§ **YOUR GOAL**:
Look below for the line with "Convert this screenshot" and the line with "Parse this screenshot: output"; repeat exactly those two lines and all lines between them, but no pictures.

§ **RECORDED INFORMATION**:
==*==

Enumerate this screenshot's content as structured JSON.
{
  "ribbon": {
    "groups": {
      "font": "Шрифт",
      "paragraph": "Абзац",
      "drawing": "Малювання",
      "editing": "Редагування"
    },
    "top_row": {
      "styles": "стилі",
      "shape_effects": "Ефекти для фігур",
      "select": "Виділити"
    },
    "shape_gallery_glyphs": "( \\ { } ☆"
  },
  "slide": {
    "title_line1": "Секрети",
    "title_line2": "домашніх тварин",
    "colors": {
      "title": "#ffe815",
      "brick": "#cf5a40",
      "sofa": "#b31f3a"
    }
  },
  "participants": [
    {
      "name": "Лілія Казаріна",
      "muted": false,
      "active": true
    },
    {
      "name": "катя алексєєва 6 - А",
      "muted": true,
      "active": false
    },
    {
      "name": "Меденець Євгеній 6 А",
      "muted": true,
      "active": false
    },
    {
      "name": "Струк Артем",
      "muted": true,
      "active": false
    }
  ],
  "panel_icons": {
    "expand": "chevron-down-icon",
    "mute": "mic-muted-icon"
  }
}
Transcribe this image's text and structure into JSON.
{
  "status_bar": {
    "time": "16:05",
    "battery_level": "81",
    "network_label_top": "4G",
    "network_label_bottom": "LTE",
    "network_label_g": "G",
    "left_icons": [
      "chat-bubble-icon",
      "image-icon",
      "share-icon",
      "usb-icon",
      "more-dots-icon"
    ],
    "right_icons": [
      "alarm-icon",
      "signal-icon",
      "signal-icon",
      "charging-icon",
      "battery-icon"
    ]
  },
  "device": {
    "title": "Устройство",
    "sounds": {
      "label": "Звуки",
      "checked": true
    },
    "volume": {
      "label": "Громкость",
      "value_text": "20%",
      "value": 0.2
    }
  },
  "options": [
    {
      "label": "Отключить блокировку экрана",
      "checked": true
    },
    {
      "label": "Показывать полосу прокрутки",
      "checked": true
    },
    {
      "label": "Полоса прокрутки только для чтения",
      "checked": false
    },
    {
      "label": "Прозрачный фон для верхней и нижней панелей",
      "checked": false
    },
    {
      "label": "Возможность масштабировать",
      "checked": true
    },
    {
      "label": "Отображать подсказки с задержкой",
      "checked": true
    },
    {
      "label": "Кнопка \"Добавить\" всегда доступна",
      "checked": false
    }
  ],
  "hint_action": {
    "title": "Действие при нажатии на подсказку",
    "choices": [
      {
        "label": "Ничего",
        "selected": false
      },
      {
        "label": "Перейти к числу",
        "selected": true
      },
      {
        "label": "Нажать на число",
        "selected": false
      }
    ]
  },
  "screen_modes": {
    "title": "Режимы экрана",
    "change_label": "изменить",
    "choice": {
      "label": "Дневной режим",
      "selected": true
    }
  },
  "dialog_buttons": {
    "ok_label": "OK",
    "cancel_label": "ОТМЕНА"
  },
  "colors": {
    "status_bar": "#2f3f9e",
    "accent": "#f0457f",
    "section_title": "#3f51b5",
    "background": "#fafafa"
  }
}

==*==

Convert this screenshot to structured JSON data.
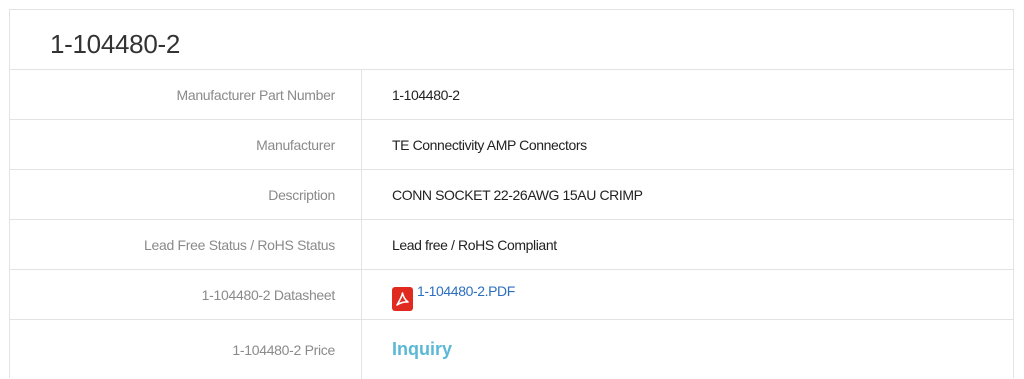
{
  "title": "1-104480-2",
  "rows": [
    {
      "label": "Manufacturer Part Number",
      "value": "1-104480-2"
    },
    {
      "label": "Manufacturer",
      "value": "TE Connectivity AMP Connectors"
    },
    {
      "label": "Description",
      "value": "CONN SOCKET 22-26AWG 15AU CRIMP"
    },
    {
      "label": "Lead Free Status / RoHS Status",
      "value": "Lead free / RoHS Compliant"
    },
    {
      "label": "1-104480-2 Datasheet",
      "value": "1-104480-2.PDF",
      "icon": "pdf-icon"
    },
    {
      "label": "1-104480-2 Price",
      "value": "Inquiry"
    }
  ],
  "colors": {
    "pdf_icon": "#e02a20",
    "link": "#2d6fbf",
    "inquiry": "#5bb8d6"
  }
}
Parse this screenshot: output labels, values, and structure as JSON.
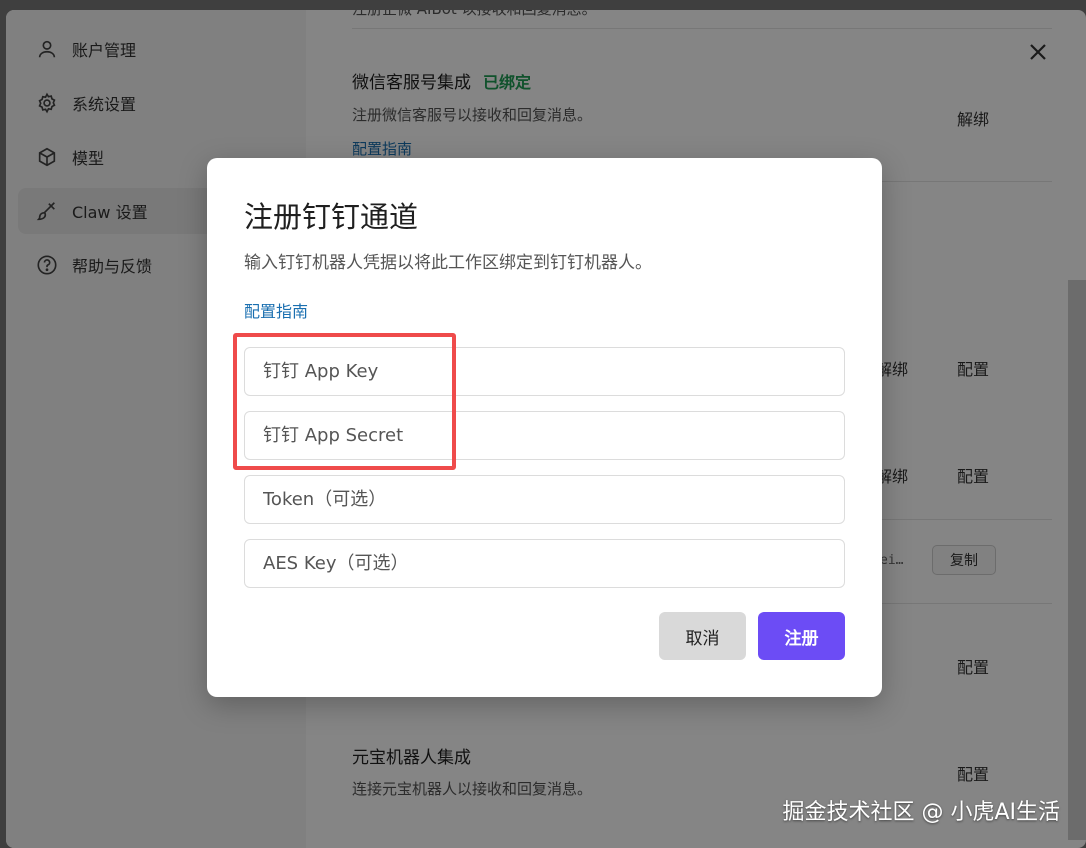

==*==

§ **SOLUTION TO THE EXERCISE**:
Convert this screenshot to structured JSON data.
{
  "title": "1-104480-2",
  "rows": [
    {
      "label": "Manufacturer Part Number",
      "value": "1-104480-2"
    },
    {
      "label": "Manufacturer",
      "value": "TE Connectivity AMP Connectors"
    },
    {
      "label": "Description",
      "value": "CONN SOCKET 22-26AWG 15AU CRIMP"
    },
    {
      "label": "Lead Free Status / RoHS Status",
      "value": "Lead free / RoHS Compliant"
    },
    {
      "label": "1-104480-2 Datasheet",
      "value": "1-104480-2.PDF",
      "icon": "pdf-icon"
    },
    {
      "label": "1-104480-2 Price",
      "value": "Inquiry"
    }
  ],
  "colors": {
    "pdf_icon": "#e02a20",
    "link": "#2d6fbf",
    "inquiry": "#5bb8d6"
  }
}
Parse this screenshot: output labels, values, and structure as JSON.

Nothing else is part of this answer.